* **TASK STATEMENT**
Copy each line containing the word "JSON" from the records that follow, please.

* **RECORDS TO PROCESS**
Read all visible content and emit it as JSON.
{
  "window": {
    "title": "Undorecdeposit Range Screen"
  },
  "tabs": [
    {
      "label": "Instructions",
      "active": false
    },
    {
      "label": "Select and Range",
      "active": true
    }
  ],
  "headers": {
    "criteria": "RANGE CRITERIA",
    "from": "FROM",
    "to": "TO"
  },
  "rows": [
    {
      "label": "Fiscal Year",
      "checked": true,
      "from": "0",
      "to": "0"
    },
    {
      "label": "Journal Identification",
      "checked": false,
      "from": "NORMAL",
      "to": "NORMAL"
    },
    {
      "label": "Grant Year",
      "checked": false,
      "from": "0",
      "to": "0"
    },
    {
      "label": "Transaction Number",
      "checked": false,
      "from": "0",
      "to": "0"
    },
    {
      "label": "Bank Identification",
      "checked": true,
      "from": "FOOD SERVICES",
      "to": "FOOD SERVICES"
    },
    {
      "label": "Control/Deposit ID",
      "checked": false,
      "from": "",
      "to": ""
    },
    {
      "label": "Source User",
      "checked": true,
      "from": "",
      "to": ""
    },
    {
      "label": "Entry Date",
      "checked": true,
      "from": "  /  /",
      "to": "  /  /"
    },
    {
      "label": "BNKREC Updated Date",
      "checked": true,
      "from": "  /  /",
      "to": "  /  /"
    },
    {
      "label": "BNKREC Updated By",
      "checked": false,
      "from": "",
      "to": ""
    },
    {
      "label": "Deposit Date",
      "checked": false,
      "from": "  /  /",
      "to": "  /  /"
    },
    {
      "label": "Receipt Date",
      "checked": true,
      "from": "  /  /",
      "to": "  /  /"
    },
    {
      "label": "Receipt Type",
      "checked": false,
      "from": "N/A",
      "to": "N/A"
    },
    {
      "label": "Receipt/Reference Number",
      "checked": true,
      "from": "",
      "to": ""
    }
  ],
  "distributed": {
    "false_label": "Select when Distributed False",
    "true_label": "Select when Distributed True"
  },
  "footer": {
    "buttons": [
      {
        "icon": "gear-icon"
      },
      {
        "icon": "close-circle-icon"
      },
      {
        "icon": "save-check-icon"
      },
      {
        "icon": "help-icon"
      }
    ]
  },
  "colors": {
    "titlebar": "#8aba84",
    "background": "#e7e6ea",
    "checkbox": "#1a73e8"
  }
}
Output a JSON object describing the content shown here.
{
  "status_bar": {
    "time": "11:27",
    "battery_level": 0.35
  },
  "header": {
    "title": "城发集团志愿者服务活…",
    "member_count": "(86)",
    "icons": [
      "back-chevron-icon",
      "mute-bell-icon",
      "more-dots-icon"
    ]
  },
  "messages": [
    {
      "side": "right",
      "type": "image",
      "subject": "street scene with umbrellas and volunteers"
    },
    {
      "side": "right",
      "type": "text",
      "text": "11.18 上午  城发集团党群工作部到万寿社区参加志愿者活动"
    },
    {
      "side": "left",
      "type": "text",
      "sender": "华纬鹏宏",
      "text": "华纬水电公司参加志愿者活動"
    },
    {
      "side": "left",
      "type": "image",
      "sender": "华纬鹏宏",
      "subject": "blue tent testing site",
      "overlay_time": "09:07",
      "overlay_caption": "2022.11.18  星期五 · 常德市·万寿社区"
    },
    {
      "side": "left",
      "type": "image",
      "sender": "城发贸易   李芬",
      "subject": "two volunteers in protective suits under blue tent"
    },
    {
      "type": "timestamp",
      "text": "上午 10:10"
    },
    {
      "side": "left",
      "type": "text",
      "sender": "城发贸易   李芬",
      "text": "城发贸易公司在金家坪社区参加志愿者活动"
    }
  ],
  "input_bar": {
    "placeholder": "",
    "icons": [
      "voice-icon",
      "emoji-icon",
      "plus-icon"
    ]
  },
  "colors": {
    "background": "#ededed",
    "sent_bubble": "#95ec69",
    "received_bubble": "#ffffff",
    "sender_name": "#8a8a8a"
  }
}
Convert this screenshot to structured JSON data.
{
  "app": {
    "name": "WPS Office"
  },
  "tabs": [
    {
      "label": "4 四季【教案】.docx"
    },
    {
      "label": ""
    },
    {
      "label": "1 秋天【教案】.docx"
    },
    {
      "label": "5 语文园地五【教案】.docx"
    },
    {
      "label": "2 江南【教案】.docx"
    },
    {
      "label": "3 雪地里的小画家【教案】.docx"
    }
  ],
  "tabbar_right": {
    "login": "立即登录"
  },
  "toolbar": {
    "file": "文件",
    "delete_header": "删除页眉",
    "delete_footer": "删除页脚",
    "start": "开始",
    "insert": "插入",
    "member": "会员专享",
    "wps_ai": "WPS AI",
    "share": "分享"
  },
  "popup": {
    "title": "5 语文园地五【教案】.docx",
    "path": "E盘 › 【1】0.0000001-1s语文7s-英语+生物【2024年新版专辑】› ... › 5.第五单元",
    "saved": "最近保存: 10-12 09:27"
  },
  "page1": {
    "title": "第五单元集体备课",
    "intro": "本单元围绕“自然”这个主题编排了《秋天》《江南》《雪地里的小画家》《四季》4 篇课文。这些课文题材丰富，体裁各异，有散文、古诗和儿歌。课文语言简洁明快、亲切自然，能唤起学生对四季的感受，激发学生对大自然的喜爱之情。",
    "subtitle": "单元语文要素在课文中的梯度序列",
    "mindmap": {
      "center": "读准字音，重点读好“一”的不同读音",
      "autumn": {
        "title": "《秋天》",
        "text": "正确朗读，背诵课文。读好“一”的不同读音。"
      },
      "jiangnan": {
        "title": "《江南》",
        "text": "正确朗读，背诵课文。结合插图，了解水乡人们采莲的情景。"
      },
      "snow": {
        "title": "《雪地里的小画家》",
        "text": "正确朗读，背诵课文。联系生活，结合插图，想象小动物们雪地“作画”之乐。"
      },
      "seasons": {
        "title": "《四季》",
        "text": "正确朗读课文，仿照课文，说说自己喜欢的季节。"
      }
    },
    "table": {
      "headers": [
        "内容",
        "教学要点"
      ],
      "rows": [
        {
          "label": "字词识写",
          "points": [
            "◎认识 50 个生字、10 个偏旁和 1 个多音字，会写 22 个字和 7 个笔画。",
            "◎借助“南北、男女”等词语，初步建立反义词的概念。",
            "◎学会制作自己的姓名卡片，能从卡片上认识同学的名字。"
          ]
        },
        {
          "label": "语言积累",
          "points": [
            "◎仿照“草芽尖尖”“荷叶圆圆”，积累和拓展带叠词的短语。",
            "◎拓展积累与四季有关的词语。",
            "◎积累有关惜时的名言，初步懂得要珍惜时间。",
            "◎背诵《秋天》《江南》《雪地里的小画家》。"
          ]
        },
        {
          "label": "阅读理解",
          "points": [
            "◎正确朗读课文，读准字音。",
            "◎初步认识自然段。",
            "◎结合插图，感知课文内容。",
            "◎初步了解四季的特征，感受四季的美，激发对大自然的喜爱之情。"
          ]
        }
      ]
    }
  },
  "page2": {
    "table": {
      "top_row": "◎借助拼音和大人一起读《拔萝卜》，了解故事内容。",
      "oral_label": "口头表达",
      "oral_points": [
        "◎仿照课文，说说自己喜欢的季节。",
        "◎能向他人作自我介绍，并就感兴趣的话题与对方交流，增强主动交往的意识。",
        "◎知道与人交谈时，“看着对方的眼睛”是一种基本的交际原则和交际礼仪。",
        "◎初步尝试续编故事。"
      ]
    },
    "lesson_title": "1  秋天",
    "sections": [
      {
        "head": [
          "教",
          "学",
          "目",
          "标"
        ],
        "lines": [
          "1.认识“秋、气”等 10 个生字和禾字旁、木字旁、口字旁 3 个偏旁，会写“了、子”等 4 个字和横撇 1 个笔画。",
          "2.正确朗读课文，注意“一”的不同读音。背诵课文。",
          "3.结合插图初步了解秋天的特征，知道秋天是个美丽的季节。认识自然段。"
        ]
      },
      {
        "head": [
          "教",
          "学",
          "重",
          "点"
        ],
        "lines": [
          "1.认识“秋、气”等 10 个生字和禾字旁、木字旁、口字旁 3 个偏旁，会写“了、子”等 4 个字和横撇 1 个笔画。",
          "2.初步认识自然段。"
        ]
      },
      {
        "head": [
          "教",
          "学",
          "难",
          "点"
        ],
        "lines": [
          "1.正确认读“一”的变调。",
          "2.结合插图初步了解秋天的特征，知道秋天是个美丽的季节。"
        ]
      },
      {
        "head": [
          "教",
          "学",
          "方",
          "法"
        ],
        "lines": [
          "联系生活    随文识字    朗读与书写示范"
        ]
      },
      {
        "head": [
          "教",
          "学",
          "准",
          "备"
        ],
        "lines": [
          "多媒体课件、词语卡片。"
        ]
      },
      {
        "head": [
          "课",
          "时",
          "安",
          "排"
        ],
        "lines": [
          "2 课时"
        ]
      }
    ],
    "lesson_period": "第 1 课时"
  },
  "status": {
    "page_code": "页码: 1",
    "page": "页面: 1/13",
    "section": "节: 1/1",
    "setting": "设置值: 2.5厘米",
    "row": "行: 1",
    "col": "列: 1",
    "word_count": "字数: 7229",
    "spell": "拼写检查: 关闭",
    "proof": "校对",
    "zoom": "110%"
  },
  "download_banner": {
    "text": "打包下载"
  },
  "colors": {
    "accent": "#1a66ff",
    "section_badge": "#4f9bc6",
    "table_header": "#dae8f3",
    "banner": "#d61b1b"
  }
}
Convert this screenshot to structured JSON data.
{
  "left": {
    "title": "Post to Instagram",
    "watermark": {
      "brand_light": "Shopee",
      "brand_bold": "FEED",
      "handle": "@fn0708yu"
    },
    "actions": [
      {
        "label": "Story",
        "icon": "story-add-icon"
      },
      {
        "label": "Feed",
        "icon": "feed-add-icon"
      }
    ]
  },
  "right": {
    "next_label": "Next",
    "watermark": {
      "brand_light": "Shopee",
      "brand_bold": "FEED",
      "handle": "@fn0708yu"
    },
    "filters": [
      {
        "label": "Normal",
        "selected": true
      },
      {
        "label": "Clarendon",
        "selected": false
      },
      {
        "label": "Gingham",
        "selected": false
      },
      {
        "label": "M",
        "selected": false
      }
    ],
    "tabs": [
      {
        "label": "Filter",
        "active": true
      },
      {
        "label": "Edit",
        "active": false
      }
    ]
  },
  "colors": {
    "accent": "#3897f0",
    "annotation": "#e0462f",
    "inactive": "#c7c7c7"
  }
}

* **COMPLETED TASK**
Read all visible content and emit it as JSON.
Output a JSON object describing the content shown here.
Convert this screenshot to structured JSON data.
Convert this screenshot to structured JSON data.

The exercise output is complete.